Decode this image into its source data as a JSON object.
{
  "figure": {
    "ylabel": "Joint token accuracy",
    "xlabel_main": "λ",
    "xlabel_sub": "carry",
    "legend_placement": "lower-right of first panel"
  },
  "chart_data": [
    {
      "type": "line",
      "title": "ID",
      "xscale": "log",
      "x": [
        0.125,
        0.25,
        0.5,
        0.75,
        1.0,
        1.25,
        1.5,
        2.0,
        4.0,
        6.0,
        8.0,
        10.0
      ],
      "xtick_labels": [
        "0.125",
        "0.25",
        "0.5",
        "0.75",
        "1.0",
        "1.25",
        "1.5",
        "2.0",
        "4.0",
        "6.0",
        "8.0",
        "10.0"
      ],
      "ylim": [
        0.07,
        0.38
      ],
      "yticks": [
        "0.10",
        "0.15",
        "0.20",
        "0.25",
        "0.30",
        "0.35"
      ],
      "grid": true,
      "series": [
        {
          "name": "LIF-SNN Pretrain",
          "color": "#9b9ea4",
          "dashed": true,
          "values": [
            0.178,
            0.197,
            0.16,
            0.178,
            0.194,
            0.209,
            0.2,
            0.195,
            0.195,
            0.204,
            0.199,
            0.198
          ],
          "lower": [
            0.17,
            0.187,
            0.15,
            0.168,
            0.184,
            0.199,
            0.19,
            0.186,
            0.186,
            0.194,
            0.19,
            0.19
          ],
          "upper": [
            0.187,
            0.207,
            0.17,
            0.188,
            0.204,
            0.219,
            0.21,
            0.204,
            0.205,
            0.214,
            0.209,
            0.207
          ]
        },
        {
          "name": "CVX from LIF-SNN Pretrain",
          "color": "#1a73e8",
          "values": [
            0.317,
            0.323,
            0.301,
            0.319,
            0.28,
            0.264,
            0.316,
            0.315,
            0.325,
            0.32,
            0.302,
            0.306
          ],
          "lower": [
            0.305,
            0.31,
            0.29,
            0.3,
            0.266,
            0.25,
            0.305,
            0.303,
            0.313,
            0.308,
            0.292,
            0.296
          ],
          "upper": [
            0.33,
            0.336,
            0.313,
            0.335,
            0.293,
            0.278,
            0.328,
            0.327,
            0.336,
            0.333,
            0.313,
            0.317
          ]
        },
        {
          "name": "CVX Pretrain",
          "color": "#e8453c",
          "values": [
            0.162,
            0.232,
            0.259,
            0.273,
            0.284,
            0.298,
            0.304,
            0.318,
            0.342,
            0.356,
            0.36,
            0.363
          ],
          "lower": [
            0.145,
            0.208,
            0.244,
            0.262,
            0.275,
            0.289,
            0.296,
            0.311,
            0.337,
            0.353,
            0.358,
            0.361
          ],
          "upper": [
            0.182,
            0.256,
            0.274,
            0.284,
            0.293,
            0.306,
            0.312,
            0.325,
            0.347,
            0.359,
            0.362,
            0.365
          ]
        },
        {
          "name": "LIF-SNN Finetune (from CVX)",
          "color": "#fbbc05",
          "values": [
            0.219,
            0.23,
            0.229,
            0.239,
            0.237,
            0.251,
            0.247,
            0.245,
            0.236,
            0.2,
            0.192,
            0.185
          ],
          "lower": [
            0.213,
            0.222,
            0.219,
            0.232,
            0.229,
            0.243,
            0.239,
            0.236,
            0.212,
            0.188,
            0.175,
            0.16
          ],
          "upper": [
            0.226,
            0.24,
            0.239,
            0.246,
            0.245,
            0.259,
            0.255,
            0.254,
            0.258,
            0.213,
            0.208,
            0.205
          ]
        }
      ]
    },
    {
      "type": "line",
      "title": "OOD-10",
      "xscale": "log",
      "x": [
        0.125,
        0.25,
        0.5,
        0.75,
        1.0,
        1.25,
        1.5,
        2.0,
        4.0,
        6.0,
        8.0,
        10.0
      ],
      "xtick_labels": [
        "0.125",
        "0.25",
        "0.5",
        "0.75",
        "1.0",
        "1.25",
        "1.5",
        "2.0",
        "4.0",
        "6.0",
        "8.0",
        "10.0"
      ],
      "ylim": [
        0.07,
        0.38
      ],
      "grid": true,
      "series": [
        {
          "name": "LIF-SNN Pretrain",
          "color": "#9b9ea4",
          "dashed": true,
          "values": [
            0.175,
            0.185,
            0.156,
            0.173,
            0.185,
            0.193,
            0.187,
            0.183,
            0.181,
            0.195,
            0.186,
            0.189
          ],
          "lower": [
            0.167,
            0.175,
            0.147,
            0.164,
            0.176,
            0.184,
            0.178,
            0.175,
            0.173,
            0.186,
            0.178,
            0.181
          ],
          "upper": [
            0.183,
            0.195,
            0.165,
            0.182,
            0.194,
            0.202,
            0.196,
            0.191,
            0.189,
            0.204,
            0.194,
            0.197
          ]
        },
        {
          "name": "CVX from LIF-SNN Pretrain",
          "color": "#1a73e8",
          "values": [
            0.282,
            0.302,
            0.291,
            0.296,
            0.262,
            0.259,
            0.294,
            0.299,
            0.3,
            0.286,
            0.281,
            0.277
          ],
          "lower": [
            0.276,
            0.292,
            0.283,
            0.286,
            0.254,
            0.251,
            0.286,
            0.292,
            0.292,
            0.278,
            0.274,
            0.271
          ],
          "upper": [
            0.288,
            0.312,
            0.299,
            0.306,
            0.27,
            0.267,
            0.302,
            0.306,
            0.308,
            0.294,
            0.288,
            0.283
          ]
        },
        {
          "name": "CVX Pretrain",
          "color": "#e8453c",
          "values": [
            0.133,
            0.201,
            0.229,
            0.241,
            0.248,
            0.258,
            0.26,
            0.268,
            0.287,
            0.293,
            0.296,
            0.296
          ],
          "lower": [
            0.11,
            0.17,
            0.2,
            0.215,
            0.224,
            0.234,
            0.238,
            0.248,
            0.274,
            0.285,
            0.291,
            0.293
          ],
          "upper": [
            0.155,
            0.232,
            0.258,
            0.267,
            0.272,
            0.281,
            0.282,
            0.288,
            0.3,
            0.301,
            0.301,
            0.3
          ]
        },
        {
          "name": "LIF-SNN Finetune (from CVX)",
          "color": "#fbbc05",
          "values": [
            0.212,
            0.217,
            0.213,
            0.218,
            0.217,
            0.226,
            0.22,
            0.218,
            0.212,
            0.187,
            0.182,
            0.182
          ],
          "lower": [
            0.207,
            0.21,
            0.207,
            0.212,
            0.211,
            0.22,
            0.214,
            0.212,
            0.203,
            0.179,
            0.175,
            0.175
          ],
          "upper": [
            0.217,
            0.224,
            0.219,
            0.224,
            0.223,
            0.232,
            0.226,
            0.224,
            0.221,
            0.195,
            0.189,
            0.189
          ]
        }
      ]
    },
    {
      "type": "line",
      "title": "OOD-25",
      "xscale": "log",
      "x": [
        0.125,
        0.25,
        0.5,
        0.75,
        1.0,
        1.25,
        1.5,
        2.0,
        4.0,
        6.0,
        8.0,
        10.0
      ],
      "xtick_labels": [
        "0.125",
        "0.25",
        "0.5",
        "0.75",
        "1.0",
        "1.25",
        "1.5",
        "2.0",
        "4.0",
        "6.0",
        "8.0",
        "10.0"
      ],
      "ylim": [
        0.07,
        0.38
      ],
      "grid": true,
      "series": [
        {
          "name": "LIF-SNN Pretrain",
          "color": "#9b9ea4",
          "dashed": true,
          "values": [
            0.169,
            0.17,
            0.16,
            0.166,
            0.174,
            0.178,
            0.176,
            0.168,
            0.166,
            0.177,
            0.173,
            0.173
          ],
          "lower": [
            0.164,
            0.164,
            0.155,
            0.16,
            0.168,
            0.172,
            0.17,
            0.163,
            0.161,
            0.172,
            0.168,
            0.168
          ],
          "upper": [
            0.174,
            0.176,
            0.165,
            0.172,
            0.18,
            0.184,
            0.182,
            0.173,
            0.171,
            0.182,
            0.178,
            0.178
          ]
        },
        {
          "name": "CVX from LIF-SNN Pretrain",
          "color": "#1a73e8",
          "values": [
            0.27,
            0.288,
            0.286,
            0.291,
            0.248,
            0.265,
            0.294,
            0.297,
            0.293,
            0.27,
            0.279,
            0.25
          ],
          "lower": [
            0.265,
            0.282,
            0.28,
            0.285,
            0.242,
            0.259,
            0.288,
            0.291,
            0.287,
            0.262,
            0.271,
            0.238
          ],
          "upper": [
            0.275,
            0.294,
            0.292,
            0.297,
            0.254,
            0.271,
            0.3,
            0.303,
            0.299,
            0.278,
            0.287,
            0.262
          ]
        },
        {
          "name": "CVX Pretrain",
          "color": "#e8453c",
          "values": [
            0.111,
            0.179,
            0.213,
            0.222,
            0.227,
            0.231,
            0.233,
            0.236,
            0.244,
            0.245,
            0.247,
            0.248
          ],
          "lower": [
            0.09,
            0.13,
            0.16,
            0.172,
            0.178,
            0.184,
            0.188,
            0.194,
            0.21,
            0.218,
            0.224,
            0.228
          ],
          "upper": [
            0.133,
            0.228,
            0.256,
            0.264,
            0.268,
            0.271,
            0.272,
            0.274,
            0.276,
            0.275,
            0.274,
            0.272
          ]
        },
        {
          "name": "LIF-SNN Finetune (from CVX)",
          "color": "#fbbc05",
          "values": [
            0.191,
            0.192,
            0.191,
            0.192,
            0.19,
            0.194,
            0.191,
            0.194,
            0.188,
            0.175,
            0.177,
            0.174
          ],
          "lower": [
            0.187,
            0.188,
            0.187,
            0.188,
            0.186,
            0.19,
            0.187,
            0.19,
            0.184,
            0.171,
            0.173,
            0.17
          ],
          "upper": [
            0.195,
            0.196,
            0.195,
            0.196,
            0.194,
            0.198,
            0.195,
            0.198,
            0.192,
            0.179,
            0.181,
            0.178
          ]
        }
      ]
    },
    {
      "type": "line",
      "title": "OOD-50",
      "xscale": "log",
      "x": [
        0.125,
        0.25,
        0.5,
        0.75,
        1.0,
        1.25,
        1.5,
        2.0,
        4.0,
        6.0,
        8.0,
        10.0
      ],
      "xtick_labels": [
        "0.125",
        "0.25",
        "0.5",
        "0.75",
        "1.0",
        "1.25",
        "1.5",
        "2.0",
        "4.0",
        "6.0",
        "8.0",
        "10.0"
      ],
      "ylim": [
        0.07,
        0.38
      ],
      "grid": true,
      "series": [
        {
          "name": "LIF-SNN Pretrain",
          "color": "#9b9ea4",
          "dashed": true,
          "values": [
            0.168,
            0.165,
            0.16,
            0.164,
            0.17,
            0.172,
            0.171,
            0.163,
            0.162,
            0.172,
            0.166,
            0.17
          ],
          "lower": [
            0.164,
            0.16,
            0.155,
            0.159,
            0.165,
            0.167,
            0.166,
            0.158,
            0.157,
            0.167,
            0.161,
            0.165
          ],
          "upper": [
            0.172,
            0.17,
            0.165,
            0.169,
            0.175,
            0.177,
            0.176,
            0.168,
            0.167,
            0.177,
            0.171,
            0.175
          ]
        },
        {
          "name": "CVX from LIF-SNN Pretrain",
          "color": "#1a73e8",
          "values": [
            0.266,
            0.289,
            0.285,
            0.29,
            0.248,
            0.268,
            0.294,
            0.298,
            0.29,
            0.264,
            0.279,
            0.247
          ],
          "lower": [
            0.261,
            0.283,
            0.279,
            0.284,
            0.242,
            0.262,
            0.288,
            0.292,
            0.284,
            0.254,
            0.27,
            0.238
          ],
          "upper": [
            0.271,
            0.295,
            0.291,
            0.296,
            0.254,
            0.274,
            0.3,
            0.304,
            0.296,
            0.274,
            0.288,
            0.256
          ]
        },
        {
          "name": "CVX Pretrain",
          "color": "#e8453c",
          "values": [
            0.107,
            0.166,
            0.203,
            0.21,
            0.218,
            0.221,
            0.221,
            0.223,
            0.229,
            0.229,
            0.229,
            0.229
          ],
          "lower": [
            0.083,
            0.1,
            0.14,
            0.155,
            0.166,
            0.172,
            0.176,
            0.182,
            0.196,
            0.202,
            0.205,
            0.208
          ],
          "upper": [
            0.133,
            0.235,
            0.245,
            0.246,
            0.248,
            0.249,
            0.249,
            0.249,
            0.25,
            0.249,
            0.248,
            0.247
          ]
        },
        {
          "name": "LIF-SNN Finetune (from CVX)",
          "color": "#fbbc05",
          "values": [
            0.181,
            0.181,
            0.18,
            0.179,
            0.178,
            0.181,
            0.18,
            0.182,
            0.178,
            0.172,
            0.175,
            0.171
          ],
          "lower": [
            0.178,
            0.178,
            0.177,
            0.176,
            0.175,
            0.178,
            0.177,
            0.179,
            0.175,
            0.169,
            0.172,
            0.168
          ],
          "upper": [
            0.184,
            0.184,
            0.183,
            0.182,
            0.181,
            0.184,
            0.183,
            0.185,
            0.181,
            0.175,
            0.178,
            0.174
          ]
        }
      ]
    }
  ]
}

▶ _Given request_: Copy out every line in the entries above that holds "title".

▶ _Result of the task_:
      "title": "ID",
      "title": "OOD-10",
      "title": "OOD-25",
      "title": "OOD-50",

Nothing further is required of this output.